• [REQUIRED WORK] Copy each line that has the string "ylabel" somewhere in it.

▼

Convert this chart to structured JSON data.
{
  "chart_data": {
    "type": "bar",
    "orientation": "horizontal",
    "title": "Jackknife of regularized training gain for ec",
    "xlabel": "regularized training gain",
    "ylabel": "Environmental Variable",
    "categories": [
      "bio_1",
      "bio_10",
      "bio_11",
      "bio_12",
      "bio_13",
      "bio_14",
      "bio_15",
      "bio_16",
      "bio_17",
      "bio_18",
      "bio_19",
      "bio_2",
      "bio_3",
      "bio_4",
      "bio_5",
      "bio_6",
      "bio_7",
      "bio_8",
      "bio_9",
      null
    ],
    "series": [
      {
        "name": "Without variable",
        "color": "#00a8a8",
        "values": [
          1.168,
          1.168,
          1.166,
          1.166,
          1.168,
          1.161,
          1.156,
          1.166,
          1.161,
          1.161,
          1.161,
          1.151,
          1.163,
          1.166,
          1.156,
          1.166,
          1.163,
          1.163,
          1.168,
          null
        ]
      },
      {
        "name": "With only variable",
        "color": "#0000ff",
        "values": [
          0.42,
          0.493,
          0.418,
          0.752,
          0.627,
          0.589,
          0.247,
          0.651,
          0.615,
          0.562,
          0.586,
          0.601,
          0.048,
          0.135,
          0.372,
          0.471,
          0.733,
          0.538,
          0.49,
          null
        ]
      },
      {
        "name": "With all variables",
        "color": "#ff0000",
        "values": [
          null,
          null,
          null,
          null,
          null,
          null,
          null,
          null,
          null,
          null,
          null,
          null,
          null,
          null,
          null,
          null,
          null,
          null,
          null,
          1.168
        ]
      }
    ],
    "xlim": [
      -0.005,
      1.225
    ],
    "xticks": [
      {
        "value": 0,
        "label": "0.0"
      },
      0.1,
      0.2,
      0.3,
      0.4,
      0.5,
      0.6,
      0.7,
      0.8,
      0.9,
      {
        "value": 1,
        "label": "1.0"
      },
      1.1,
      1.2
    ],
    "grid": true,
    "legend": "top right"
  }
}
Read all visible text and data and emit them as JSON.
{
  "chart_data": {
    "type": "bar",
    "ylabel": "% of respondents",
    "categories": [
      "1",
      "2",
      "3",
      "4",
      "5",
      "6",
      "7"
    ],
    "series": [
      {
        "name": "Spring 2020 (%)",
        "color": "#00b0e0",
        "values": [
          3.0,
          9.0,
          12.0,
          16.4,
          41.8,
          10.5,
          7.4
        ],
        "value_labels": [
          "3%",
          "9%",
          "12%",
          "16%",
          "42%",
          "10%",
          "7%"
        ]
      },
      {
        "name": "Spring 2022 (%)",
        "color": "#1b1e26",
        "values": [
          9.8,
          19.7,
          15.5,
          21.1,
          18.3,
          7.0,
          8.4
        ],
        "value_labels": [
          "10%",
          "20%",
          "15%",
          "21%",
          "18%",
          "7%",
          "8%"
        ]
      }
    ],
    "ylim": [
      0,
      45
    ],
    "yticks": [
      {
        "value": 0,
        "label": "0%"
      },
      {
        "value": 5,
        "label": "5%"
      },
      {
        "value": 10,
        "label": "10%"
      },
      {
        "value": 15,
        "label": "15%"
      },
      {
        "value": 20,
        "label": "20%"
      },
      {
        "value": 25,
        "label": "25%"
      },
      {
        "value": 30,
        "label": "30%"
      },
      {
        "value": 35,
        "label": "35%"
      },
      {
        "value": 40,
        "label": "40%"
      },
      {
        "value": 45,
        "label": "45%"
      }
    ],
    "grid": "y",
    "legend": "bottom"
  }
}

▲

• [ANSWER TO THE EXERCISE]
    "ylabel": "Environmental Variable",
    "ylabel": "% of respondents",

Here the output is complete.